→ Given problem
Copy out every record below with complete accuracy.

→ Extracted material

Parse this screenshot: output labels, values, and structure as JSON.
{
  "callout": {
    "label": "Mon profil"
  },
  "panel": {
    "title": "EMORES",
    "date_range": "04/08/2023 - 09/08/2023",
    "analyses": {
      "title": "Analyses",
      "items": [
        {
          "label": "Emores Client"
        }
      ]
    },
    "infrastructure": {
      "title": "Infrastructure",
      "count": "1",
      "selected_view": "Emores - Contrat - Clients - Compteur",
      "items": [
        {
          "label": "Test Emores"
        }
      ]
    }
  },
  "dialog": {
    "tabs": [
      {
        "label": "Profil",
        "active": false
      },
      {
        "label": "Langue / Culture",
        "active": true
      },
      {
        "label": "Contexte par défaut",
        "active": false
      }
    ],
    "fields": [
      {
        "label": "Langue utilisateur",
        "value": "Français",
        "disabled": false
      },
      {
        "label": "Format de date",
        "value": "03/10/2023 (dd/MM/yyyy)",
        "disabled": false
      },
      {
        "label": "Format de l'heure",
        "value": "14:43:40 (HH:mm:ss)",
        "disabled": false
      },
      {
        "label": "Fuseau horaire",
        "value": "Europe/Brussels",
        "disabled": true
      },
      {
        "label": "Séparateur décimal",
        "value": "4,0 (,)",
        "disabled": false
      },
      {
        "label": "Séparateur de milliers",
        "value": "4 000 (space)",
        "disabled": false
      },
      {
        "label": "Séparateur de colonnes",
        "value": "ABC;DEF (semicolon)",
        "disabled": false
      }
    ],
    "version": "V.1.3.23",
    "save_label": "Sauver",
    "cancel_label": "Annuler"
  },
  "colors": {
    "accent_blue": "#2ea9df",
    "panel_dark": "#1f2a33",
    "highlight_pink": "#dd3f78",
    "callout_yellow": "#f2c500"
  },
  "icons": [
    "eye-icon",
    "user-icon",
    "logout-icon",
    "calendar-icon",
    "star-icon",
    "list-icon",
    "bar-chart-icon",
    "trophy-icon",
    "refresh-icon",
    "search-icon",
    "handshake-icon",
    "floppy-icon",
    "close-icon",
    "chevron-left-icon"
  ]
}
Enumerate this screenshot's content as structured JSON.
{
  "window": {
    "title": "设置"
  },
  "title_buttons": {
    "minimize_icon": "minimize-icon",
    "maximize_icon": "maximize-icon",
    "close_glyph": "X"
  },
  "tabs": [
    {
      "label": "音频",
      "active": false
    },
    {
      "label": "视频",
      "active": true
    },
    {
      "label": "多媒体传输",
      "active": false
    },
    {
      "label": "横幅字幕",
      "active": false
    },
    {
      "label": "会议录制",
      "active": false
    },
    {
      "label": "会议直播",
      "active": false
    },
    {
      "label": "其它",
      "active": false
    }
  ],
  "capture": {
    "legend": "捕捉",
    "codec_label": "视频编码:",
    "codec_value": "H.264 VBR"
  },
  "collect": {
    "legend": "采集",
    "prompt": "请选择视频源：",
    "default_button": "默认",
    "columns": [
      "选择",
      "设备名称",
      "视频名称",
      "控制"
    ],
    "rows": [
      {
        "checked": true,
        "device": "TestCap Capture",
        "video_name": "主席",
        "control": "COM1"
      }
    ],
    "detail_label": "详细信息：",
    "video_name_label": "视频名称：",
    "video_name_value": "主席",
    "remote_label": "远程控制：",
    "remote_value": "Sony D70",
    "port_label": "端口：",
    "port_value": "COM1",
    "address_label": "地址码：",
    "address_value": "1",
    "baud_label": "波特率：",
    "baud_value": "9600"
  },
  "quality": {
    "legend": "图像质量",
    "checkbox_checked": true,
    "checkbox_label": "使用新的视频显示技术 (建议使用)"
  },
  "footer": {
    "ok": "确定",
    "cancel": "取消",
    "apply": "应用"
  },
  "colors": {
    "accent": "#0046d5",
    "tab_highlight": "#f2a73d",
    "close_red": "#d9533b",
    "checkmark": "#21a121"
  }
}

→ Reply to the task
Parse this screenshot: output labels, values, and structure as JSON.
{
  "callout": {
    "label": "Mon profil"
  },
  "panel": {
    "title": "EMORES",
    "date_range": "04/08/2023 - 09/08/2023",
    "analyses": {
      "title": "Analyses",
      "items": [
        {
          "label": "Emores Client"
        }
      ]
    },
    "infrastructure": {
      "title": "Infrastructure",
      "count": "1",
      "selected_view": "Emores - Contrat - Clients - Compteur",
      "items": [
        {
          "label": "Test Emores"
        }
      ]
    }
  },
  "dialog": {
    "tabs": [
      {
        "label": "Profil",
        "active": false
      },
      {
        "label": "Langue / Culture",
        "active": true
      },
      {
        "label": "Contexte par défaut",
        "active": false
      }
    ],
    "fields": [
      {
        "label": "Langue utilisateur",
        "value": "Français",
        "disabled": false
      },
      {
        "label": "Format de date",
        "value": "03/10/2023 (dd/MM/yyyy)",
        "disabled": false
      },
      {
        "label": "Format de l'heure",
        "value": "14:43:40 (HH:mm:ss)",
        "disabled": false
      },
      {
        "label": "Fuseau horaire",
        "value": "Europe/Brussels",
        "disabled": true
      },
      {
        "label": "Séparateur décimal",
        "value": "4,0 (,)",
        "disabled": false
      },
      {
        "label": "Séparateur de milliers",
        "value": "4 000 (space)",
        "disabled": false
      },
      {
        "label": "Séparateur de colonnes",
        "value": "ABC;DEF (semicolon)",
        "disabled": false
      }
    ],
    "version": "V.1.3.23",
    "save_label": "Sauver",
    "cancel_label": "Annuler"
  },
  "colors": {
    "accent_blue": "#2ea9df",
    "panel_dark": "#1f2a33",
    "highlight_pink": "#dd3f78",
    "callout_yellow": "#f2c500"
  },
  "icons": [
    "eye-icon",
    "user-icon",
    "logout-icon",
    "calendar-icon",
    "star-icon",
    "list-icon",
    "bar-chart-icon",
    "trophy-icon",
    "refresh-icon",
    "search-icon",
    "handshake-icon",
    "floppy-icon",
    "close-icon",
    "chevron-left-icon"
  ]
}
Enumerate this screenshot's content as structured JSON.
{
  "window": {
    "title": "设置"
  },
  "title_buttons": {
    "minimize_icon": "minimize-icon",
    "maximize_icon": "maximize-icon",
    "close_glyph": "X"
  },
  "tabs": [
    {
      "label": "音频",
      "active": false
    },
    {
      "label": "视频",
      "active": true
    },
    {
      "label": "多媒体传输",
      "active": false
    },
    {
      "label": "横幅字幕",
      "active": false
    },
    {
      "label": "会议录制",
      "active": false
    },
    {
      "label": "会议直播",
      "active": false
    },
    {
      "label": "其它",
      "active": false
    }
  ],
  "capture": {
    "legend": "捕捉",
    "codec_label": "视频编码:",
    "codec_value": "H.264 VBR"
  },
  "collect": {
    "legend": "采集",
    "prompt": "请选择视频源：",
    "default_button": "默认",
    "columns": [
      "选择",
      "设备名称",
      "视频名称",
      "控制"
    ],
    "rows": [
      {
        "checked": true,
        "device": "TestCap Capture",
        "video_name": "主席",
        "control": "COM1"
      }
    ],
    "detail_label": "详细信息：",
    "video_name_label": "视频名称：",
    "video_name_value": "主席",
    "remote_label": "远程控制：",
    "remote_value": "Sony D70",
    "port_label": "端口：",
    "port_value": "COM1",
    "address_label": "地址码：",
    "address_value": "1",
    "baud_label": "波特率：",
    "baud_value": "9600"
  },
  "quality": {
    "legend": "图像质量",
    "checkbox_checked": true,
    "checkbox_label": "使用新的视频显示技术 (建议使用)"
  },
  "footer": {
    "ok": "确定",
    "cancel": "取消",
    "apply": "应用"
  },
  "colors": {
    "accent": "#0046d5",
    "tab_highlight": "#f2a73d",
    "close_red": "#d9533b",
    "checkmark": "#21a121"
  }
}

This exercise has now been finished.